* [Goal]: Select every line below containing the word "dare".

* [Provided data]:
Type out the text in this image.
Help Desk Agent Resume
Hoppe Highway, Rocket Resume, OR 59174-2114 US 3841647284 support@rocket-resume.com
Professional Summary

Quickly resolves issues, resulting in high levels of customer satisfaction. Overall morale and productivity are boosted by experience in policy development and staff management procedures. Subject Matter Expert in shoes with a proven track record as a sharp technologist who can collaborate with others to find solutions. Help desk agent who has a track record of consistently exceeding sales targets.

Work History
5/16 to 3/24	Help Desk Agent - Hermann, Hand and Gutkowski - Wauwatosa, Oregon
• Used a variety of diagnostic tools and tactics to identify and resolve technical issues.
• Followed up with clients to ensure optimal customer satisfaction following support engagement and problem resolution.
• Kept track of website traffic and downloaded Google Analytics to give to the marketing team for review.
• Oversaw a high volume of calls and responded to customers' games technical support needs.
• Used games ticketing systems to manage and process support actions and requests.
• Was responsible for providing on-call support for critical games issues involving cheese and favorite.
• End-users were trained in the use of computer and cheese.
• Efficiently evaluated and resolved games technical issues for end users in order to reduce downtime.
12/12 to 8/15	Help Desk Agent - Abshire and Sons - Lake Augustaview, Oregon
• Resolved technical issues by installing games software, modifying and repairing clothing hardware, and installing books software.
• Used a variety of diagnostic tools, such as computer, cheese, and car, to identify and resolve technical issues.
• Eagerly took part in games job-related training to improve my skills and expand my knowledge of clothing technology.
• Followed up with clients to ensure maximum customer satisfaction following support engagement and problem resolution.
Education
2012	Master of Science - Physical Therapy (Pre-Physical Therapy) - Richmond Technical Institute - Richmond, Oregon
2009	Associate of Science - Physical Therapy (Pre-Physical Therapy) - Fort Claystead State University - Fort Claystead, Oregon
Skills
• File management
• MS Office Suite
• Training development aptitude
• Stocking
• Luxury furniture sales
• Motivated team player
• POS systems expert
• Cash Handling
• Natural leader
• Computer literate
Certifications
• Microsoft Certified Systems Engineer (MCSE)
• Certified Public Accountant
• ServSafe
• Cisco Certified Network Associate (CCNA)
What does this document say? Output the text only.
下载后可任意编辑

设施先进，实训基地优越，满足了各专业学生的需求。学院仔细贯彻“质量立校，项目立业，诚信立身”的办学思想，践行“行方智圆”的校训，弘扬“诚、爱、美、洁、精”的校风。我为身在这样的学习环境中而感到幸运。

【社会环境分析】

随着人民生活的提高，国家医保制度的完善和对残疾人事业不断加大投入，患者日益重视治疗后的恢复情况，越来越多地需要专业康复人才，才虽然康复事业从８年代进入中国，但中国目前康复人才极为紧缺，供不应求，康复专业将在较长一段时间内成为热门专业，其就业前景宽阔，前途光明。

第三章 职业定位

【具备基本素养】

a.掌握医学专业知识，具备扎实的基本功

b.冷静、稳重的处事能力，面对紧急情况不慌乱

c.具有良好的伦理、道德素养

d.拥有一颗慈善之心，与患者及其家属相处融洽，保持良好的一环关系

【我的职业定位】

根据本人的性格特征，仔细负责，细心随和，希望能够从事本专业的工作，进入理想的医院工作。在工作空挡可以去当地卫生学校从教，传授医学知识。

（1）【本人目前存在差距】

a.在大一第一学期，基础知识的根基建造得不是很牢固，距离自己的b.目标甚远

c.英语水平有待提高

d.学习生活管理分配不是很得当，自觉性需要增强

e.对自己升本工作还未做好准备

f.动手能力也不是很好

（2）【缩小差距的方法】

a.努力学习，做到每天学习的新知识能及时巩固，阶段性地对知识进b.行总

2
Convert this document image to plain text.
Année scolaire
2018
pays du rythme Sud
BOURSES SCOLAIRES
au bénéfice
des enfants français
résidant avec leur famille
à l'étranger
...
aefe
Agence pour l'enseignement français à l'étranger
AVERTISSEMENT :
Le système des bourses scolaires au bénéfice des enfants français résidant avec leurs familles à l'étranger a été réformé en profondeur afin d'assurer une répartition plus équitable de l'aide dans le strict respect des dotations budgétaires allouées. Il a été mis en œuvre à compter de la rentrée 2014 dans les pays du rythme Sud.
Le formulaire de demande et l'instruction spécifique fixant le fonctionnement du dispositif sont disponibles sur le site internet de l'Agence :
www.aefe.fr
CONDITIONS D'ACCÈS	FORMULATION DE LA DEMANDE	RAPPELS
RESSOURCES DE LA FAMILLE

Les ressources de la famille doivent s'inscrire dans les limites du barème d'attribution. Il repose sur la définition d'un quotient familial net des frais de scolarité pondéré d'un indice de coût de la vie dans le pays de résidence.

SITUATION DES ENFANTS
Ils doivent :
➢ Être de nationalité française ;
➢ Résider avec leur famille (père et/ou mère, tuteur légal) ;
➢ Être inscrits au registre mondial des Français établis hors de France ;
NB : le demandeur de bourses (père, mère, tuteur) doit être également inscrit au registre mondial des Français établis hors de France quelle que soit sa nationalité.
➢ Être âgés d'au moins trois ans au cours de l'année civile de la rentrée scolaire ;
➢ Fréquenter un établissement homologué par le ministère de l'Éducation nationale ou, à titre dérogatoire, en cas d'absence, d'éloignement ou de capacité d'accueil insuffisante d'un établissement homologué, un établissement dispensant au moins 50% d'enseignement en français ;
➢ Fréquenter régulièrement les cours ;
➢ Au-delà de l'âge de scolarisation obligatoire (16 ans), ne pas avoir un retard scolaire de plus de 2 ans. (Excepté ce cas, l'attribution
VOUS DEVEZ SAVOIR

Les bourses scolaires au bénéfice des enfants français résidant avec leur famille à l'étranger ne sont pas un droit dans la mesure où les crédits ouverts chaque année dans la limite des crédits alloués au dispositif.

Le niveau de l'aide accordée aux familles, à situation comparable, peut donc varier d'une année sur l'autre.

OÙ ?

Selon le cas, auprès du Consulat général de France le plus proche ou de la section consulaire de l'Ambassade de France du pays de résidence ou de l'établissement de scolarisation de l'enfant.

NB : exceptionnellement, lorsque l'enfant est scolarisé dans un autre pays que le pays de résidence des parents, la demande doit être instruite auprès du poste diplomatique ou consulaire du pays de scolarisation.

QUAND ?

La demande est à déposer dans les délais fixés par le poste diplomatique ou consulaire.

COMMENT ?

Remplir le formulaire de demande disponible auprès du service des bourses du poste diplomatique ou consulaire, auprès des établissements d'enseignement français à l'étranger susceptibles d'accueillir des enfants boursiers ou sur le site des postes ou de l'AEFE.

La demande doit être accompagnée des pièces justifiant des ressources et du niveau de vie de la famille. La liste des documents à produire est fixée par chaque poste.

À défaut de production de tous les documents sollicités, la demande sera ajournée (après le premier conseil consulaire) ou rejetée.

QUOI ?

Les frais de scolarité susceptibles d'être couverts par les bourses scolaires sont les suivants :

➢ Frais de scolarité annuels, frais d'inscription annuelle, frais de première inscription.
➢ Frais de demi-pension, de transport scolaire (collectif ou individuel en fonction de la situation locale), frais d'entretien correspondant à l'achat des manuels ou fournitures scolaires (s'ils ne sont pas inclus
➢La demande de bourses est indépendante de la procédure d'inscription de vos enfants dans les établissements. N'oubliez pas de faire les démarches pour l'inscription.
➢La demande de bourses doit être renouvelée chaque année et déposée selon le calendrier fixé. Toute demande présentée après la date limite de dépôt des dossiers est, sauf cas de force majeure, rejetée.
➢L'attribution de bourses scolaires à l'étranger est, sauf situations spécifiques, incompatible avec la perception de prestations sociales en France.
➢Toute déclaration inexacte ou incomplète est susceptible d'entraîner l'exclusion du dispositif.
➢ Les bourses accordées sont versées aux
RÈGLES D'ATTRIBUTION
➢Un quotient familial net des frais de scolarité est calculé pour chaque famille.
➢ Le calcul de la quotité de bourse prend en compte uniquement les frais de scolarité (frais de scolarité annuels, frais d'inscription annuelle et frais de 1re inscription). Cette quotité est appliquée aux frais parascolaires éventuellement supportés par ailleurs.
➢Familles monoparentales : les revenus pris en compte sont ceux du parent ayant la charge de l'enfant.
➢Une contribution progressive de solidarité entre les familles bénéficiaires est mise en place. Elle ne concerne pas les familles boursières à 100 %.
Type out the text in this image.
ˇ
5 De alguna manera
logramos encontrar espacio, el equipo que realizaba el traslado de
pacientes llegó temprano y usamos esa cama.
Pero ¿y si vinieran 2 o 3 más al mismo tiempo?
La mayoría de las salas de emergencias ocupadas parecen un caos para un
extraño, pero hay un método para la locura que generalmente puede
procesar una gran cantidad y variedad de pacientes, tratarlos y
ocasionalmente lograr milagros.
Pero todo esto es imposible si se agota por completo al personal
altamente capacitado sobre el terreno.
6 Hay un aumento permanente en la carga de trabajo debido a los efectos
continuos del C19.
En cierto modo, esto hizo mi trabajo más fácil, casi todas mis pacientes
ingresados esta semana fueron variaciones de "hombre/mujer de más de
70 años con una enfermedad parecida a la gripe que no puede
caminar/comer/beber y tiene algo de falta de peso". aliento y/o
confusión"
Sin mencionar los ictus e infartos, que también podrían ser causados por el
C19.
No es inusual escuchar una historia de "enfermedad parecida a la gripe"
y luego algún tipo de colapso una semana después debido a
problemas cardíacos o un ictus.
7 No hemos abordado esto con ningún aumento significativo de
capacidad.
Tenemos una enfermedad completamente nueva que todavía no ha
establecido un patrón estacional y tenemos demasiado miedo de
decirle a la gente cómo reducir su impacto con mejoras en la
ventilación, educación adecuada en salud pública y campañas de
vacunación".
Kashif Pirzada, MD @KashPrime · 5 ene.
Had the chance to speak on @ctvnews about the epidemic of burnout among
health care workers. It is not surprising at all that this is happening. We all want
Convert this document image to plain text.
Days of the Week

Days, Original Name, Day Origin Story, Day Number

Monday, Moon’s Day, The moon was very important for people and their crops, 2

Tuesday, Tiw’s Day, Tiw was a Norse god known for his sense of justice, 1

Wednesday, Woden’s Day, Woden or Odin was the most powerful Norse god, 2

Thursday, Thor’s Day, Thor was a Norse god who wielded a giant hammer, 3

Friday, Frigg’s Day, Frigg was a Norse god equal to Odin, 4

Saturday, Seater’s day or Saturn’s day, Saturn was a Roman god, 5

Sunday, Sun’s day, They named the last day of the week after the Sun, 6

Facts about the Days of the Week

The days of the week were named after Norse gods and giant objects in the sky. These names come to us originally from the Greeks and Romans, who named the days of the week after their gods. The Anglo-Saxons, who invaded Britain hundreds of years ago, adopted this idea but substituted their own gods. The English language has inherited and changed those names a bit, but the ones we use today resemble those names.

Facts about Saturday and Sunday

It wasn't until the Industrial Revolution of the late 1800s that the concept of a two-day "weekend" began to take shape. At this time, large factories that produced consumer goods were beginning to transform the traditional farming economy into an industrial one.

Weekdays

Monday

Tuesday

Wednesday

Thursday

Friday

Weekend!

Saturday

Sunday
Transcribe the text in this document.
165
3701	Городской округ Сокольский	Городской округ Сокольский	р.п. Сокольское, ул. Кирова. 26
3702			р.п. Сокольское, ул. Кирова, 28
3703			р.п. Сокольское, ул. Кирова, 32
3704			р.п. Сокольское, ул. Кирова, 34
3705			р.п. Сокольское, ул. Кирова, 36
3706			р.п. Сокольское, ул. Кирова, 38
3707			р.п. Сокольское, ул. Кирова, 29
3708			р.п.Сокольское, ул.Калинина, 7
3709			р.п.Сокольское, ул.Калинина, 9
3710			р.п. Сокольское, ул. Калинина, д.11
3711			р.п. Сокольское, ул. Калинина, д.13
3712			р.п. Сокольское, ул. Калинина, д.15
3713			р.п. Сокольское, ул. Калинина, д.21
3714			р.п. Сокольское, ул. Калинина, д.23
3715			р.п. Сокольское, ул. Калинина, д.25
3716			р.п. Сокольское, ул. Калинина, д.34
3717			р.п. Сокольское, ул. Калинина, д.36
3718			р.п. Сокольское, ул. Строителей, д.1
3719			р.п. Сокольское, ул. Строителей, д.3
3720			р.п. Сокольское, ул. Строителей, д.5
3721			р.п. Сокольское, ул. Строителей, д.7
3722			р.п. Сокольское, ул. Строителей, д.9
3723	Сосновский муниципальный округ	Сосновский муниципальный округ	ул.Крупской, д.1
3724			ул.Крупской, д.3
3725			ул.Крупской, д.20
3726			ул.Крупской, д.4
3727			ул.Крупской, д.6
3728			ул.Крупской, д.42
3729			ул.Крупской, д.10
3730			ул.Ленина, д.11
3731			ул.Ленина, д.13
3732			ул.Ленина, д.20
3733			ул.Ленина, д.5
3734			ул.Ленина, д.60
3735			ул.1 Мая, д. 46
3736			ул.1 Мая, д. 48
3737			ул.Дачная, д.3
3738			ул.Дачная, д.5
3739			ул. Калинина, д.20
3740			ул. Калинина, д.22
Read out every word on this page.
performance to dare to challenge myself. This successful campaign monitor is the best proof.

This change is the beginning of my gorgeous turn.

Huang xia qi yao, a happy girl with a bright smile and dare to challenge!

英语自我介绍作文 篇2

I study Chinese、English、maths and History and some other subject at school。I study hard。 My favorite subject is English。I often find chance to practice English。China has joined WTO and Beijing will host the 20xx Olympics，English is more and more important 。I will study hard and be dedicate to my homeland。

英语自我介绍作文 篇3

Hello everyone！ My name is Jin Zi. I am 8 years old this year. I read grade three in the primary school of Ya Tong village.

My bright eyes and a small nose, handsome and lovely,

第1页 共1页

* [Solution]:
performance to dare to challenge myself. This successful campaign monitor is the best proof.
Huang xia qi yao, a happy girl with a bright smile and dare to challenge!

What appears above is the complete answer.